## INSTRUCTIONS FOR THE TASK
List every line below containing "Ponencias".

[Extracted data entries]
━━━━━━━━

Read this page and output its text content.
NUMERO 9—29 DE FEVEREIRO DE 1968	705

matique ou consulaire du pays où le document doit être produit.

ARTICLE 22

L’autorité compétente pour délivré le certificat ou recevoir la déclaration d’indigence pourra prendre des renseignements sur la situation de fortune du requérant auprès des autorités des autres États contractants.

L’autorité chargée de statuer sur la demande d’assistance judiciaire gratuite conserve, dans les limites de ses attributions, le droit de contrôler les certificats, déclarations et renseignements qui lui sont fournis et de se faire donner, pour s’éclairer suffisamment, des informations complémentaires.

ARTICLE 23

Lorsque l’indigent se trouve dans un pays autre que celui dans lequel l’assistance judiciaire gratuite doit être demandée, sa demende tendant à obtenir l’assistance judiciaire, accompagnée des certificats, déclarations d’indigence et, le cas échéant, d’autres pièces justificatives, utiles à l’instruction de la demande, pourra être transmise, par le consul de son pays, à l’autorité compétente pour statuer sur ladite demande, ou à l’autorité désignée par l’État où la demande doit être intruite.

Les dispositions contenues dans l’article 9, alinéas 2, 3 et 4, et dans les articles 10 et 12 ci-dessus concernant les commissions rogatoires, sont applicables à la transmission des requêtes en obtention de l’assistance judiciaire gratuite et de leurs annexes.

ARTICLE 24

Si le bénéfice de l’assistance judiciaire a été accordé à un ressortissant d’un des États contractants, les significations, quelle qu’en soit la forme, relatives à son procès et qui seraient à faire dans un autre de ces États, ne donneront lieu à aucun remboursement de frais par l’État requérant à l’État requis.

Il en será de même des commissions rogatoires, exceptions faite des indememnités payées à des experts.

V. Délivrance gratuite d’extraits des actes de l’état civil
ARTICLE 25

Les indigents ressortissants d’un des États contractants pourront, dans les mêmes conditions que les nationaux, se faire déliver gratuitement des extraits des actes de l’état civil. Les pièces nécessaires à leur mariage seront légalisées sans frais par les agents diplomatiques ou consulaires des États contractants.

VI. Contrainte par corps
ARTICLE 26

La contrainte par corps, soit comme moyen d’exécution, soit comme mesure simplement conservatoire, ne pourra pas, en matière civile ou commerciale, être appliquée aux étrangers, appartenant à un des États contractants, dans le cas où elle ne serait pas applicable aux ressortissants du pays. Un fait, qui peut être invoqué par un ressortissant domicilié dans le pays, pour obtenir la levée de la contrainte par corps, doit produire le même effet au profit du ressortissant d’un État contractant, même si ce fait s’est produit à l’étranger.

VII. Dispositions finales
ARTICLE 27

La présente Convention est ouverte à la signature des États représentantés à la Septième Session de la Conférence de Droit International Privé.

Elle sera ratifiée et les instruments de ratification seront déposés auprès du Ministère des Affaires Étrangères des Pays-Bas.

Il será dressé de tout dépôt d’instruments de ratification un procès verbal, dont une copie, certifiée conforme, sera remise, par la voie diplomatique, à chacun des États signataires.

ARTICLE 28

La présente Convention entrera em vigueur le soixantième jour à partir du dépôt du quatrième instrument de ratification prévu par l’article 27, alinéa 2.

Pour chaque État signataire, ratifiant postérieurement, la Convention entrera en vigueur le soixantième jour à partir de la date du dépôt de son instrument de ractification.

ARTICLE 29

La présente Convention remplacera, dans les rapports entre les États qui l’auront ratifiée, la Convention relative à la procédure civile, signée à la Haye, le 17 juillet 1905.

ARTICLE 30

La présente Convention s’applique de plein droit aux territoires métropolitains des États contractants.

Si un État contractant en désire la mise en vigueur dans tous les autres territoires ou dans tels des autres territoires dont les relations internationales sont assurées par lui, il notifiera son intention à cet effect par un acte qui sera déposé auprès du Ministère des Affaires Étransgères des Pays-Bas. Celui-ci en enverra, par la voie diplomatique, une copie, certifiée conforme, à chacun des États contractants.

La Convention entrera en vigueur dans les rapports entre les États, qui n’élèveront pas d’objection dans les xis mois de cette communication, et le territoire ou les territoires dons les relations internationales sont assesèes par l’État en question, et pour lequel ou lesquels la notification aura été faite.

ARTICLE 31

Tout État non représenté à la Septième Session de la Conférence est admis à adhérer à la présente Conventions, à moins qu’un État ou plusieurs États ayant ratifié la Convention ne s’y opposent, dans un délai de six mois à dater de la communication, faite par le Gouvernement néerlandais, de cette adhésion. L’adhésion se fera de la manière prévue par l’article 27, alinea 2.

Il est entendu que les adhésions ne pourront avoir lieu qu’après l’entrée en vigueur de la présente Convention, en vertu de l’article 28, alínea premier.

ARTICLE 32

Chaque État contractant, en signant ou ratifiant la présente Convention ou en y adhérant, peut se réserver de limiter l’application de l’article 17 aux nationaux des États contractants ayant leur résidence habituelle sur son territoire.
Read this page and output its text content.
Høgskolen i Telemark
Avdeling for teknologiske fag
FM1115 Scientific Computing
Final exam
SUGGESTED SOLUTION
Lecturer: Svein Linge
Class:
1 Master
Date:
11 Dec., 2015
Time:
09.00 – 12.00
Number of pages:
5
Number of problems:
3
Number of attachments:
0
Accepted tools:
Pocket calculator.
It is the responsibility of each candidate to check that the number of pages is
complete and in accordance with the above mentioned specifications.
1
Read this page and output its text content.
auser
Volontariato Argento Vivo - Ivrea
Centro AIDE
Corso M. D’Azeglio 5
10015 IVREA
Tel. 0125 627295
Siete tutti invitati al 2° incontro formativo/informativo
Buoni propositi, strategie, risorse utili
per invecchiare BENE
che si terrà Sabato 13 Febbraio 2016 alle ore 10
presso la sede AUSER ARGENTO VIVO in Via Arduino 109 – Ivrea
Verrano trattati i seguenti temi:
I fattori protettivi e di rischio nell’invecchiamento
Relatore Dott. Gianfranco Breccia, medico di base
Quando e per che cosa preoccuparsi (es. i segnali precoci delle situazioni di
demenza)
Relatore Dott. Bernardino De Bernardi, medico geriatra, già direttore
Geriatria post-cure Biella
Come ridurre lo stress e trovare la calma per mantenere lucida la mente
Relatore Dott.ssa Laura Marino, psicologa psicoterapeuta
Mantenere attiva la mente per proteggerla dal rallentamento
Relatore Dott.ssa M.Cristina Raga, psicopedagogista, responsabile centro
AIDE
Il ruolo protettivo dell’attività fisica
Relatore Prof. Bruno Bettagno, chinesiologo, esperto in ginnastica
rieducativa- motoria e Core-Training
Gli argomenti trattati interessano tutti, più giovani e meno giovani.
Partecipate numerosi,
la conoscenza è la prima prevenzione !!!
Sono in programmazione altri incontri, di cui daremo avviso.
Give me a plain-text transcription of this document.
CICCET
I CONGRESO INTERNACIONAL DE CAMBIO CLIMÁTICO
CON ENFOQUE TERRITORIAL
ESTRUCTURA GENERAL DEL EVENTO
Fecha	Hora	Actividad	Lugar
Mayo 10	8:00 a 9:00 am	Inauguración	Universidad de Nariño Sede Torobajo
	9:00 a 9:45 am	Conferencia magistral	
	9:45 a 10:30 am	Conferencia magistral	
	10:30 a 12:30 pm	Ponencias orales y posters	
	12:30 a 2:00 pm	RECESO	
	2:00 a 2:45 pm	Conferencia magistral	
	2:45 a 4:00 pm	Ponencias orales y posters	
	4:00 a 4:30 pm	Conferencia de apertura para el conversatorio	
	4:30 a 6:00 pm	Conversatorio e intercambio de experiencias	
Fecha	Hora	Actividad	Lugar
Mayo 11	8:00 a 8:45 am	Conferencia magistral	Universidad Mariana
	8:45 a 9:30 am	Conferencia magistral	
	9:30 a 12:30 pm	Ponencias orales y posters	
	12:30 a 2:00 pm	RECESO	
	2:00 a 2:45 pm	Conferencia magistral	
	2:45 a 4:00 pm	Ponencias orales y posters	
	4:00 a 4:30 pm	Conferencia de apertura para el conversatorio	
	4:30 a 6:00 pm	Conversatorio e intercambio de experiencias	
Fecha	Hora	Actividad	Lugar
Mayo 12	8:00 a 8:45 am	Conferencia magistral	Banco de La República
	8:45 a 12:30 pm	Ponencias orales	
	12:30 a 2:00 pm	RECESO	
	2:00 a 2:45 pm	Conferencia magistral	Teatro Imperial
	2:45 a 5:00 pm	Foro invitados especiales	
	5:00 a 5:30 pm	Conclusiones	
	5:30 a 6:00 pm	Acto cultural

━━━━━━━━

## SOLUTION TO THE PROBLEM
	10:30 a 12:30 pm	Ponencias orales y posters	
	2:45 a 4:00 pm	Ponencias orales y posters	
	9:30 a 12:30 pm	Ponencias orales y posters	
	2:45 a 4:00 pm	Ponencias orales y posters	
	8:45 a 12:30 pm	Ponencias orales	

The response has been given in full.